# TASK OBJECTIVE
Edit the material from the line with "What elements are" up to and including the line with "power-live-value: 118.146 bbox=[655, 531, 780, 557]", replacing "NONE" with "SAE" and leaving everything else unchanged. Return only those lines.

# Dataset excerpt
>> Begin

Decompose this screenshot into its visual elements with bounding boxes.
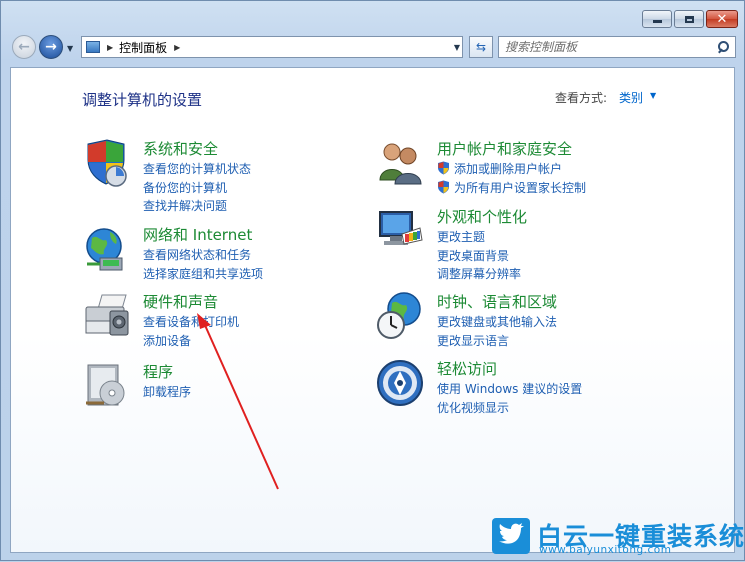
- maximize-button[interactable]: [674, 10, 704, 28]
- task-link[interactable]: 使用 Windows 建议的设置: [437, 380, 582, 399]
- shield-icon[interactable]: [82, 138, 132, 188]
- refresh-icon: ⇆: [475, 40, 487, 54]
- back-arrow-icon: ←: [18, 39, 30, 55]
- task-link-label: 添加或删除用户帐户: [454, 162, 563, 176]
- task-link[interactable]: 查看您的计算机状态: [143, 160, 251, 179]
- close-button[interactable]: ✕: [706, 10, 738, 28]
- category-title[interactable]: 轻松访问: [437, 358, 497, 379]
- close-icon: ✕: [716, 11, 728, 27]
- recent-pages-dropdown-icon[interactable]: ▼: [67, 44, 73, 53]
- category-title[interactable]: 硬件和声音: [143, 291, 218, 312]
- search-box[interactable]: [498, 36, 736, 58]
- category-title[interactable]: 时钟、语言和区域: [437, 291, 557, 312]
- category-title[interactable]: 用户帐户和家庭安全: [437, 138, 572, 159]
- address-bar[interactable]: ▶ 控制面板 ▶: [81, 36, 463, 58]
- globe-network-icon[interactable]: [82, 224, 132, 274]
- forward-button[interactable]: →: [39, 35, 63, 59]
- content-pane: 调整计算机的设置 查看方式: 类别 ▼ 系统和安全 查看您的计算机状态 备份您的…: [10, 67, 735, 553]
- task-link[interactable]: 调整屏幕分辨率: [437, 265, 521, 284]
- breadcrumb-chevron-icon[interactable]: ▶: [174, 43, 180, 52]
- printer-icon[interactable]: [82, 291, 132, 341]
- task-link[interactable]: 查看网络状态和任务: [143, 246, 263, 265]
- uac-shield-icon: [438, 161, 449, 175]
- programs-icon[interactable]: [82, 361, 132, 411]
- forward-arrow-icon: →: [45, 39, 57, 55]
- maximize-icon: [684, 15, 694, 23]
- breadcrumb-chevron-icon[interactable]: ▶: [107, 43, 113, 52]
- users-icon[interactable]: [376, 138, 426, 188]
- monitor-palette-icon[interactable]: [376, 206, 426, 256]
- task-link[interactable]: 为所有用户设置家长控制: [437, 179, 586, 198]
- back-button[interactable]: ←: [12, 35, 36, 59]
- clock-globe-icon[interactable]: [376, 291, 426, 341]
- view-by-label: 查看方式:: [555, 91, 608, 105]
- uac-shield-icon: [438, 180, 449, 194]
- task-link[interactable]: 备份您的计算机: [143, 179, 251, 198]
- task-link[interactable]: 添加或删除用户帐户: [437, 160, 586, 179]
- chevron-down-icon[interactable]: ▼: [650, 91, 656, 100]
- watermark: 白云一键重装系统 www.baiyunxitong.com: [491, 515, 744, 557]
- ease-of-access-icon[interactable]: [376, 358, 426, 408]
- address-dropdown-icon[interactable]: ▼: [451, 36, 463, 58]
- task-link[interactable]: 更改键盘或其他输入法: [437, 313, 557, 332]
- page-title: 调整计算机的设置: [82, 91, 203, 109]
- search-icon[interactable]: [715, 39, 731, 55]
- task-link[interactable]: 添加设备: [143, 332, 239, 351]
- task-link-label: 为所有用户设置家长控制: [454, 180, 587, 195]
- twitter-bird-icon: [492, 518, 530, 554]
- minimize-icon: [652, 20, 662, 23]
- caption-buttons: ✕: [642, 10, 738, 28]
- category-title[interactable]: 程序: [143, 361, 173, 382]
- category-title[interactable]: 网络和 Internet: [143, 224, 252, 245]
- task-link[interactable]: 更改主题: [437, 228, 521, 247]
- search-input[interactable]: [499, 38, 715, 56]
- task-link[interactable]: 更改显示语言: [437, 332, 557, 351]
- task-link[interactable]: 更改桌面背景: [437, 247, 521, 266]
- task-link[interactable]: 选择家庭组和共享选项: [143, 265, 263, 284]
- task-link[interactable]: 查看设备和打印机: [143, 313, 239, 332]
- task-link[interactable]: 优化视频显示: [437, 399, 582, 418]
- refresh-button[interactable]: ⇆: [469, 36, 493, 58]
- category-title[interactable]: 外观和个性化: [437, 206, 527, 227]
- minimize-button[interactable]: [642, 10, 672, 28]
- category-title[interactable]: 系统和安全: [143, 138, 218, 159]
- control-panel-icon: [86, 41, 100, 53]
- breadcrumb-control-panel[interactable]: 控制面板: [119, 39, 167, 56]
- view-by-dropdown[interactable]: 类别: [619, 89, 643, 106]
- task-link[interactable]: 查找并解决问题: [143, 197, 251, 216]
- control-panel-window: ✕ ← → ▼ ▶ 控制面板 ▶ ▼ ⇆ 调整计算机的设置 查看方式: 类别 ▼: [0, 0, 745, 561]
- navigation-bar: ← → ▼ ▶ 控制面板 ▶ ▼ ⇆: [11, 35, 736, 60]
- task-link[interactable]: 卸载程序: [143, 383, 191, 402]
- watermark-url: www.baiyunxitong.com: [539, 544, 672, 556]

>> End
>> Begin

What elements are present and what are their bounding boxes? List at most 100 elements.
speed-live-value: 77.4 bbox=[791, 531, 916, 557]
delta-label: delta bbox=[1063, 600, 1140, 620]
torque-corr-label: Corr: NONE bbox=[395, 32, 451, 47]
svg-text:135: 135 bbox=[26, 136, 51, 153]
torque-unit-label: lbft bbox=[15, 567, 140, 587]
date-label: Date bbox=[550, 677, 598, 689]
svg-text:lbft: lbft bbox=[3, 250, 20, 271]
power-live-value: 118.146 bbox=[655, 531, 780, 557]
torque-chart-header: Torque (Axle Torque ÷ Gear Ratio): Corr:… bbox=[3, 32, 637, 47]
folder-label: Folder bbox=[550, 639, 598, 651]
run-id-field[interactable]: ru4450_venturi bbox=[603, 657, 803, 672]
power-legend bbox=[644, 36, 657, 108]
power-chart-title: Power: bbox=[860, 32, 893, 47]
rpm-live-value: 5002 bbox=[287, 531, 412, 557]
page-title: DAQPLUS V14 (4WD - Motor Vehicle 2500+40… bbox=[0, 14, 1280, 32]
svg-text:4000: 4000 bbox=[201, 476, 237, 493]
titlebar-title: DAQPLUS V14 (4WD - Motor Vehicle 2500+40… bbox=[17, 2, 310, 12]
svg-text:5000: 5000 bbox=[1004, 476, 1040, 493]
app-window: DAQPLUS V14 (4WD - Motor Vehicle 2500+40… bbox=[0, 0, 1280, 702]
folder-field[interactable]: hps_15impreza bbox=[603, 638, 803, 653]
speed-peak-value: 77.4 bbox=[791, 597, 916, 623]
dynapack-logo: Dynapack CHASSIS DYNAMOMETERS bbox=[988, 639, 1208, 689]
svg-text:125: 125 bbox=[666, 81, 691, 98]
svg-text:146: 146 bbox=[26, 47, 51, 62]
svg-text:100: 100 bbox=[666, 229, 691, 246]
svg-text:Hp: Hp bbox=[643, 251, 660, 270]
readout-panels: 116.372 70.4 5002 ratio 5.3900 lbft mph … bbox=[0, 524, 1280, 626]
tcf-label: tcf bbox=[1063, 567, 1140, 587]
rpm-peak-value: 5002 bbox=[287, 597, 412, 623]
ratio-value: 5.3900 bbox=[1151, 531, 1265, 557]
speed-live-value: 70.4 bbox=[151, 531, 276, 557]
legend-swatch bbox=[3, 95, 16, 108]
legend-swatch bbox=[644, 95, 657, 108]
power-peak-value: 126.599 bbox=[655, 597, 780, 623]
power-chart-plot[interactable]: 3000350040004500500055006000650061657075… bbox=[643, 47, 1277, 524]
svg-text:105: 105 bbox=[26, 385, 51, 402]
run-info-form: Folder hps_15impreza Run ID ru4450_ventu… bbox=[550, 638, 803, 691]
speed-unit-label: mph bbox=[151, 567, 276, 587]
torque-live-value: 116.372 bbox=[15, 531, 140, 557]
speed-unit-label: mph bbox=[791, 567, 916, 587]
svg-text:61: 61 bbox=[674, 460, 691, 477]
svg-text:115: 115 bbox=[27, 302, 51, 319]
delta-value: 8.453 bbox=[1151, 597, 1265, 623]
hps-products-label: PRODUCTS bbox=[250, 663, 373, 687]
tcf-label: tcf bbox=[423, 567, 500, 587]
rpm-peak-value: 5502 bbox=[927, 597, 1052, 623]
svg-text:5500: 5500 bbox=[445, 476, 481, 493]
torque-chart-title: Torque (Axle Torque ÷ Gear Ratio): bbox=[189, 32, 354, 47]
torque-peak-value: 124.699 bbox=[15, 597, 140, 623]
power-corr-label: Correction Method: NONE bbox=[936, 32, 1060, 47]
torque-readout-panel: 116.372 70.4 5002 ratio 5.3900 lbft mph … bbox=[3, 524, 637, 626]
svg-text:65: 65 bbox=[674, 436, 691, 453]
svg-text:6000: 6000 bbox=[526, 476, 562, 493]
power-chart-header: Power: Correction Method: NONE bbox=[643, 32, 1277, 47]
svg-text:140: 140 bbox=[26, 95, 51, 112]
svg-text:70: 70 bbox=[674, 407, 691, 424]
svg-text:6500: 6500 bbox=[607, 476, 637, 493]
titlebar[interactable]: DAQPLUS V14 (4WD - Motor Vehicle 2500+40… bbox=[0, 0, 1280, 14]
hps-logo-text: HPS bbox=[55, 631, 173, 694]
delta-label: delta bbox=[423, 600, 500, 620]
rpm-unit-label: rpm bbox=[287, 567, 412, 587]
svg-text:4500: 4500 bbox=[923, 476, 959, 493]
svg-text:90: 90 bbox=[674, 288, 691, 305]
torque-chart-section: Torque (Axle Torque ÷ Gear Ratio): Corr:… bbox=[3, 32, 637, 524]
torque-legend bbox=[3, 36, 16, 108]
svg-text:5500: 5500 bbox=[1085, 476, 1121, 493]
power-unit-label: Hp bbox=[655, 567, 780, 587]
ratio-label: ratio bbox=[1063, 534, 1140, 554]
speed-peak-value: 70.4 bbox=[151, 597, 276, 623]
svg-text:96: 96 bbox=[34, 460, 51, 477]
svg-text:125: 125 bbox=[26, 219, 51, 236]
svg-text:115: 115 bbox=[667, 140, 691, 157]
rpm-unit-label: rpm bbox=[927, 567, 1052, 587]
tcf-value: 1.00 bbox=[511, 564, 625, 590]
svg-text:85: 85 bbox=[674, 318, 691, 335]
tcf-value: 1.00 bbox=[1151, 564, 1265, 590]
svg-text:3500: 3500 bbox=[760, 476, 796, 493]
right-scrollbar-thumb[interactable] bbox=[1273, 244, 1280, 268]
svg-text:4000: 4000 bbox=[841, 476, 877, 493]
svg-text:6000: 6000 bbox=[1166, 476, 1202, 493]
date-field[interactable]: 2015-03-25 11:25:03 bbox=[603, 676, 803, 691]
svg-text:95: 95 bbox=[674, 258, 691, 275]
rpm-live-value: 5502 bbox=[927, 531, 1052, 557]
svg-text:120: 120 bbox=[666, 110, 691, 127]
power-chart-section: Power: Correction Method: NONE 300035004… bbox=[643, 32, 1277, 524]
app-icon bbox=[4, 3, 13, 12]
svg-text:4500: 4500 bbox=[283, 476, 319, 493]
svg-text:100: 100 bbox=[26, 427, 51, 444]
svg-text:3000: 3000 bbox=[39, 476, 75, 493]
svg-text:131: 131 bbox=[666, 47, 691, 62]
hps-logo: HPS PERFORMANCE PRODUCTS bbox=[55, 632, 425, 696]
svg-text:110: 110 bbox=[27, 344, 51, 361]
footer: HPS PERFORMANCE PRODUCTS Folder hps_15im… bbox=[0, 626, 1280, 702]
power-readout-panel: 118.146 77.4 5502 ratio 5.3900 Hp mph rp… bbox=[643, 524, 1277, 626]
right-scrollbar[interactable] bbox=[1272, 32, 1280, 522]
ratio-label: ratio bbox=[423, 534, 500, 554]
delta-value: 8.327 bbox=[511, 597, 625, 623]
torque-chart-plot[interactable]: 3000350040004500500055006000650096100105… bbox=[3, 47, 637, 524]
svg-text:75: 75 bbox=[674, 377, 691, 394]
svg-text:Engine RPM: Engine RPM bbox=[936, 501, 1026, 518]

>> End

# EXERCISE RESULT
What elements are present and what are their bounding boxes? List at most 100 elements.
speed-live-value: 77.4 bbox=[791, 531, 916, 557]
delta-label: delta bbox=[1063, 600, 1140, 620]
torque-corr-label: Corr: SAE bbox=[395, 32, 451, 47]
svg-text:135: 135 bbox=[26, 136, 51, 153]
torque-unit-label: lbft bbox=[15, 567, 140, 587]
date-label: Date bbox=[550, 677, 598, 689]
svg-text:lbft: lbft bbox=[3, 250, 20, 271]
power-live-value: 118.146 bbox=[655, 531, 780, 557]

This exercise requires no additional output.